------ INFORMATION SHOWN ------

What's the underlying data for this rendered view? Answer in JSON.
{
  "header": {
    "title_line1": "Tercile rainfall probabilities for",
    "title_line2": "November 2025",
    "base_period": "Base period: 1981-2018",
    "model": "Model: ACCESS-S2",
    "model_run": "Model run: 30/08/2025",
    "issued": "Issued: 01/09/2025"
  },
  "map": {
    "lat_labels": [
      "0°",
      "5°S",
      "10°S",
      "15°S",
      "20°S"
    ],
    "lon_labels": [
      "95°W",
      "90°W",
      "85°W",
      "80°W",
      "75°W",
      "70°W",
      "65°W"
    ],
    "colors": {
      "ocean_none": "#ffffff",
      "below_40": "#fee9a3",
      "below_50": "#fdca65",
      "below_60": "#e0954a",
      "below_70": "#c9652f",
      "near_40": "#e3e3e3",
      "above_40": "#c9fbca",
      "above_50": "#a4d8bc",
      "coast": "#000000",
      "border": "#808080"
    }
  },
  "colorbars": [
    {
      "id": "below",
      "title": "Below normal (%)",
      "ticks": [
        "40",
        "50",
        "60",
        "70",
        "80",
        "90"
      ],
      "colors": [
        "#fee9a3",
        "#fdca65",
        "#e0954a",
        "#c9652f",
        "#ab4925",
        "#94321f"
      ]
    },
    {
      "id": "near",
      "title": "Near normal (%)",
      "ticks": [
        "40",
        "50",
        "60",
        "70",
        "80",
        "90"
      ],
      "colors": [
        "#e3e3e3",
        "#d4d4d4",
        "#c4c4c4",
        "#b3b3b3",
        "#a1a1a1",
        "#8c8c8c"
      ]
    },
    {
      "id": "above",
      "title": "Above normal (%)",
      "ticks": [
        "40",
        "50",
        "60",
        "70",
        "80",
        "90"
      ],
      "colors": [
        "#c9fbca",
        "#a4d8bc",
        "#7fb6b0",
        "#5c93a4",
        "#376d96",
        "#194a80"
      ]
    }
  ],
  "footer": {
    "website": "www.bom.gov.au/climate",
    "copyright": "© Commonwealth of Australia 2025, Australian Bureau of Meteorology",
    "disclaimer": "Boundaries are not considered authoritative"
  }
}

------
------ INFORMATION SHOWN ------

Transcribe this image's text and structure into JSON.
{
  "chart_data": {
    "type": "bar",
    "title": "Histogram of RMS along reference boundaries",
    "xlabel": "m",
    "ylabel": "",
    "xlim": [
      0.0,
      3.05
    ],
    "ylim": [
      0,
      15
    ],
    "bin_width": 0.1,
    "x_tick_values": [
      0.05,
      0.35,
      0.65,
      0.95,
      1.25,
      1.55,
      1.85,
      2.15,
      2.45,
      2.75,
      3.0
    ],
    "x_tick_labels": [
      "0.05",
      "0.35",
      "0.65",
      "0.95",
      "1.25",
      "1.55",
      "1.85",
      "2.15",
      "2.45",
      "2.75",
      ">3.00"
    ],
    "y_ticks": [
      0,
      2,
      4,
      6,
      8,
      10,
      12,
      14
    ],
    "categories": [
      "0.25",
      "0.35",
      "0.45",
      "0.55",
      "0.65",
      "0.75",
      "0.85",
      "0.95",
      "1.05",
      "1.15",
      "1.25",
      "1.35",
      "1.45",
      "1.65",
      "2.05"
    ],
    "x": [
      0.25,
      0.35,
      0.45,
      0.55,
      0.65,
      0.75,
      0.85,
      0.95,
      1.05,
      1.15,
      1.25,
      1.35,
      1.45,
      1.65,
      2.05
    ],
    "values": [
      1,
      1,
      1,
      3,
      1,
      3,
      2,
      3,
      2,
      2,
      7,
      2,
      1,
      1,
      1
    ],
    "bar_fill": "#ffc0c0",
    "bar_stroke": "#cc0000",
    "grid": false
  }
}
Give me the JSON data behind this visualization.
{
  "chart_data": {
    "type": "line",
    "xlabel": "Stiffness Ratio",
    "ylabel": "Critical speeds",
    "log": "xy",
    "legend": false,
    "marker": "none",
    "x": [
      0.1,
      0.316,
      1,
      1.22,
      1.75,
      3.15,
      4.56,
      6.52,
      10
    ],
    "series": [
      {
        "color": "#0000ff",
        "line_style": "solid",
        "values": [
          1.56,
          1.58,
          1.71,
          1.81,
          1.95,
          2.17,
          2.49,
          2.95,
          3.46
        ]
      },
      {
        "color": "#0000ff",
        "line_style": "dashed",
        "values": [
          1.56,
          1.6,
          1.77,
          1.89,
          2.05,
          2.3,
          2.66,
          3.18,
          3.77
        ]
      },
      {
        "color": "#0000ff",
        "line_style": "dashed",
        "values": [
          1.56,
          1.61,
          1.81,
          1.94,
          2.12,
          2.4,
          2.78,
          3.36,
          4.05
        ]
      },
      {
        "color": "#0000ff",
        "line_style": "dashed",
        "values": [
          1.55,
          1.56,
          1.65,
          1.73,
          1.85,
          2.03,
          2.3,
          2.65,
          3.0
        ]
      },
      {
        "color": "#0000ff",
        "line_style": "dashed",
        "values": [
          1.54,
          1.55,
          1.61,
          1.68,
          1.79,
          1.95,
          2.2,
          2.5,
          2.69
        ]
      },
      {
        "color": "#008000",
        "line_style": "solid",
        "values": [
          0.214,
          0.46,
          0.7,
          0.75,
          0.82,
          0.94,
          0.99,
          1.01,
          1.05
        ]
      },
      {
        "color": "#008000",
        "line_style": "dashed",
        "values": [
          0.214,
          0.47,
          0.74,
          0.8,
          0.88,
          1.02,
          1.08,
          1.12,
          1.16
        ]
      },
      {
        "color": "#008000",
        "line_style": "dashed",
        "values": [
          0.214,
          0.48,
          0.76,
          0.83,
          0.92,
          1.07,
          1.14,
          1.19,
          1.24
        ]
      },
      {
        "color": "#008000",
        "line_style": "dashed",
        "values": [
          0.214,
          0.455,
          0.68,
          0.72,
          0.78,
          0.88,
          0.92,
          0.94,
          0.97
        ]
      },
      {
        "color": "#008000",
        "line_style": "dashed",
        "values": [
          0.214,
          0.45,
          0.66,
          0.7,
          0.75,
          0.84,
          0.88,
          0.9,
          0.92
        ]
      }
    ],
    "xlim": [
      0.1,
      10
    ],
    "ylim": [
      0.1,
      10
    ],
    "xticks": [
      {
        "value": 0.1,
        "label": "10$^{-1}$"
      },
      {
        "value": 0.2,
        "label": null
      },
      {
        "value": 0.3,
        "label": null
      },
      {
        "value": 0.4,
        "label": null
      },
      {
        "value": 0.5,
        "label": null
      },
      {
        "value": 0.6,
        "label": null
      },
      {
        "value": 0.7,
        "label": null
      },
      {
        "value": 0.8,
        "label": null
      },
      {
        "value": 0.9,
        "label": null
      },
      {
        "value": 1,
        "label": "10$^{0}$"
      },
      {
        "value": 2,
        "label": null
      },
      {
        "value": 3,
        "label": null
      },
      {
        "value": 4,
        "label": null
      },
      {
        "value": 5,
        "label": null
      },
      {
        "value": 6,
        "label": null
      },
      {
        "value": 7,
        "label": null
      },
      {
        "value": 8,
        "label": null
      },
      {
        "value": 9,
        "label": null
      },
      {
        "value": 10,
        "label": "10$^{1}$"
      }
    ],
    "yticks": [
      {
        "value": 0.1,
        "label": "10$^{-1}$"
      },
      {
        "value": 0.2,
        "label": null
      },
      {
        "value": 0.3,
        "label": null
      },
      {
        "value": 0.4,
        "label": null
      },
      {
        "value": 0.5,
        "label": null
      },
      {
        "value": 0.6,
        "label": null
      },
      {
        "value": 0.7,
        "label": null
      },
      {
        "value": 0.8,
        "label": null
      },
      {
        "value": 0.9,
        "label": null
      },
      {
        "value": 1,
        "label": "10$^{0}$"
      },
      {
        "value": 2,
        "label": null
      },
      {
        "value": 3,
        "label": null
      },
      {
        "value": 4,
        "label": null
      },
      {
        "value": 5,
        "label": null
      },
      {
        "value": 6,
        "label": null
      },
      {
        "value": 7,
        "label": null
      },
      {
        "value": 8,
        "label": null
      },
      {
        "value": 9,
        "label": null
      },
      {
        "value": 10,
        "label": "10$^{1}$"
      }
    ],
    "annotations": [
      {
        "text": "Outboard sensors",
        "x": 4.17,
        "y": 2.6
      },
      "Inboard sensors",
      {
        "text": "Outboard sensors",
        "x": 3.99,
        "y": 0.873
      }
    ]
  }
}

------

YOUR INSTRUCTIONS: Count how many lines in the data contain the word "normal", giving the number without comment.

REPLY TO THE TASK: 3